Set task: Tally the lines that hold the word "colors" and reply with that figure only.

Figure data in JSON

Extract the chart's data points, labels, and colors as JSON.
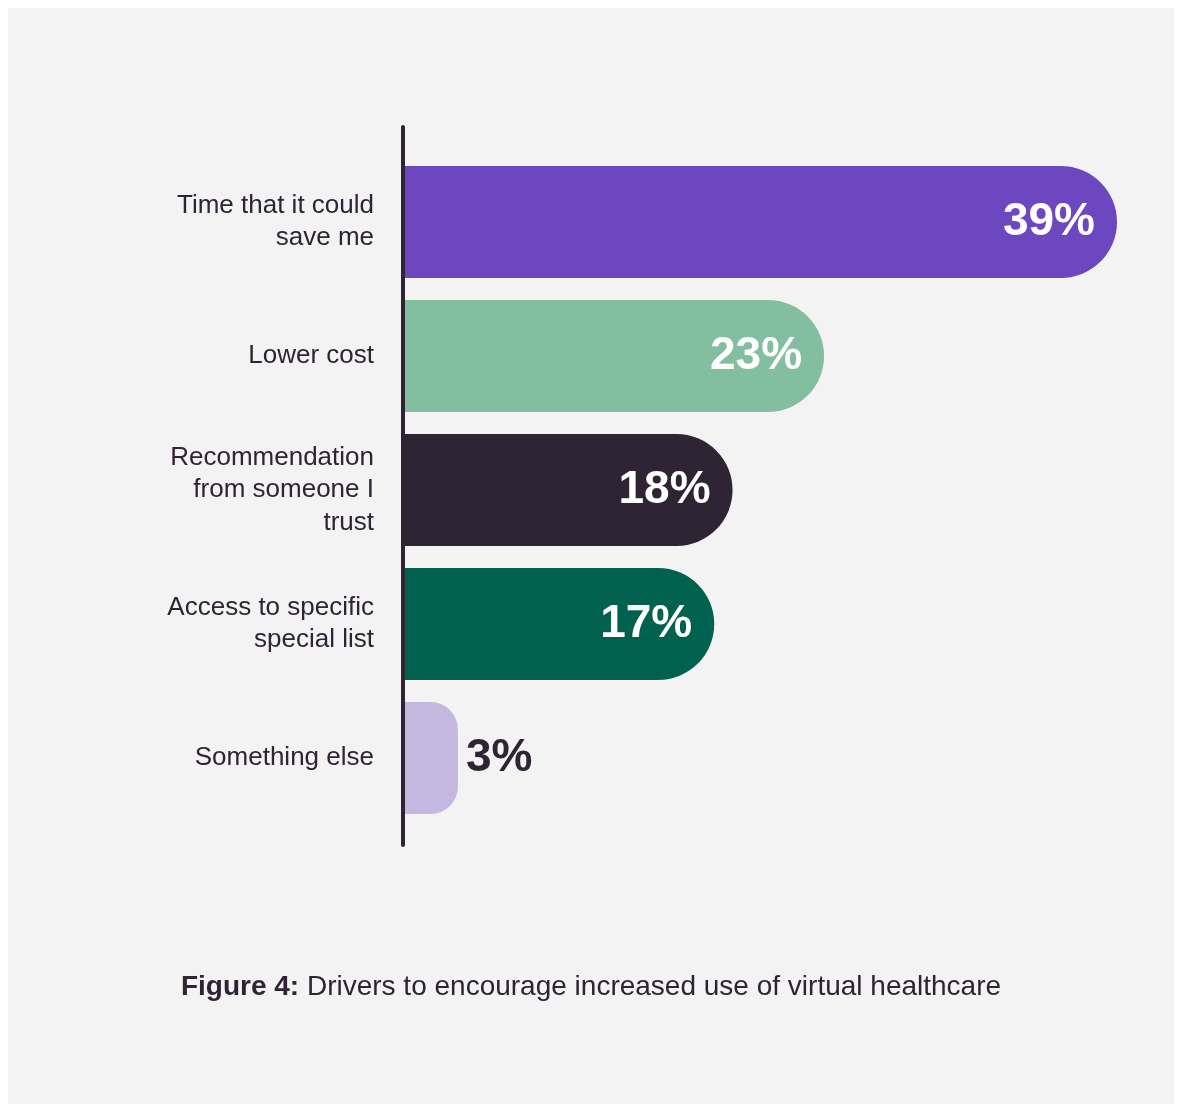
{
  "chart_data": {
    "type": "bar",
    "orientation": "horizontal",
    "title": "Figure 4: Drivers to encourage increased use of virtual healthcare",
    "categories": [
      "Time that it could save me",
      "Lower cost",
      "Recommendation from someone I trust",
      "Access to specific special list",
      "Something else"
    ],
    "values": [
      39,
      23,
      18,
      17,
      3
    ],
    "value_labels": [
      "39%",
      "23%",
      "18%",
      "17%",
      "3%"
    ],
    "colors": [
      "#6c47c0",
      "#83bea0",
      "#2f2433",
      "#00614f",
      "#c4b8e0"
    ],
    "legend": false,
    "grid": false
  }
}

Complete answer: 2